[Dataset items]

==============================

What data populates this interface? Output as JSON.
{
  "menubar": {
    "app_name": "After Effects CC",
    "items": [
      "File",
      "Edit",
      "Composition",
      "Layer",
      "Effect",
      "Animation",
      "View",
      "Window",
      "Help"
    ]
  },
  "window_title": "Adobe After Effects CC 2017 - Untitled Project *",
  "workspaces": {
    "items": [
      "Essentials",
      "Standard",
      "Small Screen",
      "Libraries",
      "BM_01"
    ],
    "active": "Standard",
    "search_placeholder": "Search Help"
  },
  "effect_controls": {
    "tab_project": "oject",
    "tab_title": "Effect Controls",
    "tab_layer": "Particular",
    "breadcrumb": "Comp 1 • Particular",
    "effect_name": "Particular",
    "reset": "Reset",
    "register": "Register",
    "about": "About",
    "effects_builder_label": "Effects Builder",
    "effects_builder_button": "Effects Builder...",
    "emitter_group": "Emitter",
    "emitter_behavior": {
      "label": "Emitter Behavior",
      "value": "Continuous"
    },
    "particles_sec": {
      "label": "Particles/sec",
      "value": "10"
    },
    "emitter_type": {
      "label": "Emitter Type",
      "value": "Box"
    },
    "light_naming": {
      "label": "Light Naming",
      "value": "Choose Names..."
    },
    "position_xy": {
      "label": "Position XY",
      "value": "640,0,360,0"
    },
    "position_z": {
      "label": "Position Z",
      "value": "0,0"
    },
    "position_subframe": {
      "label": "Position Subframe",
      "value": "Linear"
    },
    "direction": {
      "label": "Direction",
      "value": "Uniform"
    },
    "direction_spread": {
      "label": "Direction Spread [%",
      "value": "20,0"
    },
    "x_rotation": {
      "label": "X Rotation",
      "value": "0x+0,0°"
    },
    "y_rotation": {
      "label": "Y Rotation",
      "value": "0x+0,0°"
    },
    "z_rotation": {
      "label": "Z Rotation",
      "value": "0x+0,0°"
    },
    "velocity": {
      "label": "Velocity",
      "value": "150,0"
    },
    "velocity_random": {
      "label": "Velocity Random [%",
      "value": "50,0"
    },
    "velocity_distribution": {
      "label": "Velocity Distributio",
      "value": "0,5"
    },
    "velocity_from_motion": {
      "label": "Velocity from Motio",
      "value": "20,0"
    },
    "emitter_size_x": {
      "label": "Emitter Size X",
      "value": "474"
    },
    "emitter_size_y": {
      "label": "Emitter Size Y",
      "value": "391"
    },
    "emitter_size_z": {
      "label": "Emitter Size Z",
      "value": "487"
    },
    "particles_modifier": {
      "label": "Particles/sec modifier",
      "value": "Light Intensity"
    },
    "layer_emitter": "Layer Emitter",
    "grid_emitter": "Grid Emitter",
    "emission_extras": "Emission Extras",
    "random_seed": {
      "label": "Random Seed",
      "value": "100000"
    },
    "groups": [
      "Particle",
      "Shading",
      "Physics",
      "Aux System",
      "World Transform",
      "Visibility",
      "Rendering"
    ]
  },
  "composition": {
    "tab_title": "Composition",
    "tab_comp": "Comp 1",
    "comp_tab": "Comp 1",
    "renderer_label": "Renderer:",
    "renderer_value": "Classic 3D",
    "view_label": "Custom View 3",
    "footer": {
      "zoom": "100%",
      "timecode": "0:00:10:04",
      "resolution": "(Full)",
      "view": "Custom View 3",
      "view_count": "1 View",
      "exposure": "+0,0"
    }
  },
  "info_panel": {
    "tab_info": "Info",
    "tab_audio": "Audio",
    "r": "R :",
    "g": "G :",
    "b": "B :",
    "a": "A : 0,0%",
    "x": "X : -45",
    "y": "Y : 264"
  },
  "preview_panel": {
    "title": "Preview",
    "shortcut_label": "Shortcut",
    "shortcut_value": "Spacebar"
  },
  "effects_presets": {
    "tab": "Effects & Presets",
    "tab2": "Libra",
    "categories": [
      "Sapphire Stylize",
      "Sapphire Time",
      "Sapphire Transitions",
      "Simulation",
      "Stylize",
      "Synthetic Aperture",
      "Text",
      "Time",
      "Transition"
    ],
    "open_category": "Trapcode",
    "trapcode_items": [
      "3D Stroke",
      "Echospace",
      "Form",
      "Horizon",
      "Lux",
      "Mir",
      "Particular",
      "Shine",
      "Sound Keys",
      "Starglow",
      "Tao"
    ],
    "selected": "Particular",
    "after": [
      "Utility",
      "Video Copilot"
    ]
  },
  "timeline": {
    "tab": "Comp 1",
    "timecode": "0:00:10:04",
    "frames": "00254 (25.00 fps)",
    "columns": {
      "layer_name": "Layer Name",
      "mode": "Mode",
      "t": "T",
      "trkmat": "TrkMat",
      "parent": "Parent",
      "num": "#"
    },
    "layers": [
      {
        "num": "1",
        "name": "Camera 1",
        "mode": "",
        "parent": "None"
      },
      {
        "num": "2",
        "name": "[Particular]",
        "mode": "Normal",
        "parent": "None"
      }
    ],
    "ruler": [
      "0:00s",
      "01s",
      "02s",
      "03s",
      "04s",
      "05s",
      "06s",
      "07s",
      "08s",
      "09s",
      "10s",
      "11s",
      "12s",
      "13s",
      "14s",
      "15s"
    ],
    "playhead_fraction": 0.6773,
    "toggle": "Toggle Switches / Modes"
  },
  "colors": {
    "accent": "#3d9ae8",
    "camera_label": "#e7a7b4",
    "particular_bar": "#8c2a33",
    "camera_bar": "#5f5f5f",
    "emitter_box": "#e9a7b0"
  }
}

==============================

■ **Goal**: Copy out every line of the listing that includes the string "Custom".

■ **Exercise answer**:
    "view_label": "Custom View 3",
      "view": "Custom View 3",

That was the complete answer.